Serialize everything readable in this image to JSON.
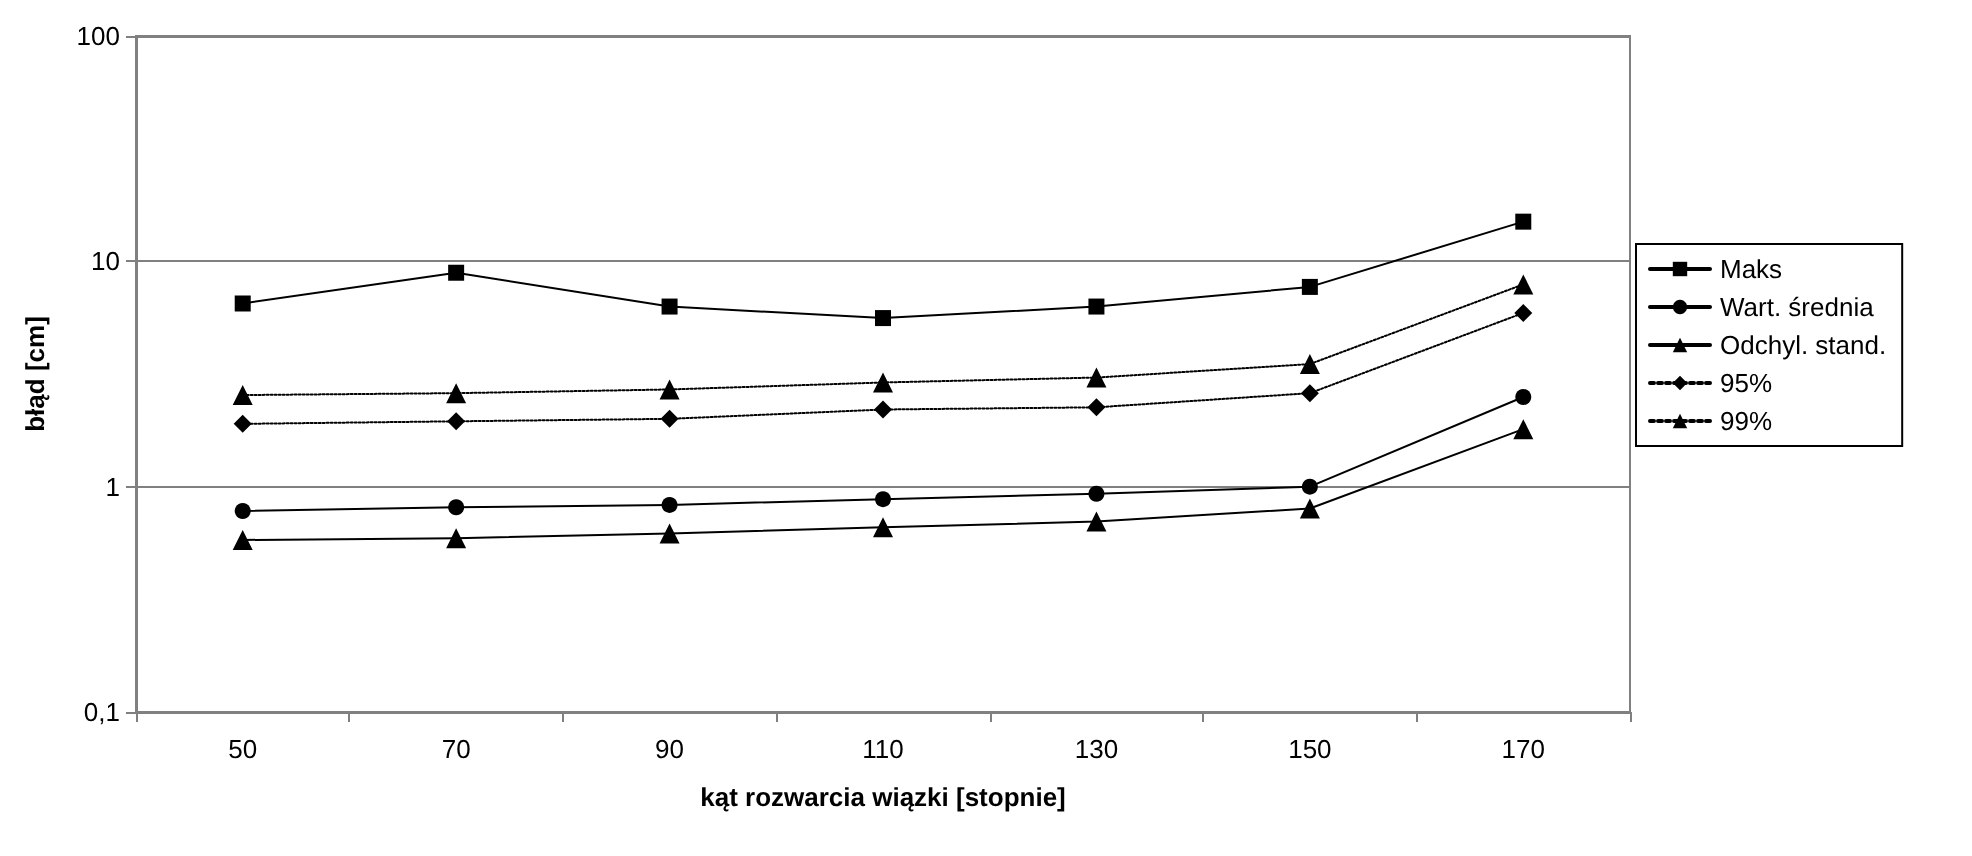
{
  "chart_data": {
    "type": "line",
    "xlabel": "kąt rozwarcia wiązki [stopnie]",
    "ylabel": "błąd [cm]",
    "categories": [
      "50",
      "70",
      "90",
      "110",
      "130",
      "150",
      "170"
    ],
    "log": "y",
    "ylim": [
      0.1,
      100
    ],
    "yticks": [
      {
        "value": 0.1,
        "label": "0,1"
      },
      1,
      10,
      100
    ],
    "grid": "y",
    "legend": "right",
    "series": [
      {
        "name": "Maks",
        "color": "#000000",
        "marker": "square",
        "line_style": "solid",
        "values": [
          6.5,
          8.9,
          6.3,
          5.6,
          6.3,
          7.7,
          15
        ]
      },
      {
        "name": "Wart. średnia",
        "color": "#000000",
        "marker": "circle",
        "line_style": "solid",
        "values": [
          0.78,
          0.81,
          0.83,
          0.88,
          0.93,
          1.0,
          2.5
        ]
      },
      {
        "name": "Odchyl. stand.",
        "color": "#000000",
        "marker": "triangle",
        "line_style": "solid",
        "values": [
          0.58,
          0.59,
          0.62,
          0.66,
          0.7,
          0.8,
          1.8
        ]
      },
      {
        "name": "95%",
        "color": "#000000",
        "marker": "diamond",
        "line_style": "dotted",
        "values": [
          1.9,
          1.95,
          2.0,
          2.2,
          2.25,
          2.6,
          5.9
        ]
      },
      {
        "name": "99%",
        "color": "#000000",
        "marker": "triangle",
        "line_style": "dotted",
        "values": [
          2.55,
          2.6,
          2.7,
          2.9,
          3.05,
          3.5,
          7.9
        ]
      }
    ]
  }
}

● ● ●

* Task details
All of the entries above should be duplicated exactly, except for the pictures.

* Answer
Serialize everything readable in this image to JSON.
{
  "chart_data": {
    "type": "line",
    "xlabel": "kąt rozwarcia wiązki [stopnie]",
    "ylabel": "błąd [cm]",
    "categories": [
      "50",
      "70",
      "90",
      "110",
      "130",
      "150",
      "170"
    ],
    "log": "y",
    "ylim": [
      0.1,
      100
    ],
    "yticks": [
      {
        "value": 0.1,
        "label": "0,1"
      },
      1,
      10,
      100
    ],
    "grid": "y",
    "legend": "right",
    "series": [
      {
        "name": "Maks",
        "color": "#000000",
        "marker": "square",
        "line_style": "solid",
        "values": [
          6.5,
          8.9,
          6.3,
          5.6,
          6.3,
          7.7,
          15
        ]
      },
      {
        "name": "Wart. średnia",
        "color": "#000000",
        "marker": "circle",
        "line_style": "solid",
        "values": [
          0.78,
          0.81,
          0.83,
          0.88,
          0.93,
          1.0,
          2.5
        ]
      },
      {
        "name": "Odchyl. stand.",
        "color": "#000000",
        "marker": "triangle",
        "line_style": "solid",
        "values": [
          0.58,
          0.59,
          0.62,
          0.66,
          0.7,
          0.8,
          1.8
        ]
      },
      {
        "name": "95%",
        "color": "#000000",
        "marker": "diamond",
        "line_style": "dotted",
        "values": [
          1.9,
          1.95,
          2.0,
          2.2,
          2.25,
          2.6,
          5.9
        ]
      },
      {
        "name": "99%",
        "color": "#000000",
        "marker": "triangle",
        "line_style": "dotted",
        "values": [
          2.55,
          2.6,
          2.7,
          2.9,
          3.05,
          3.5,
          7.9
        ]
      }
    ]
  }
}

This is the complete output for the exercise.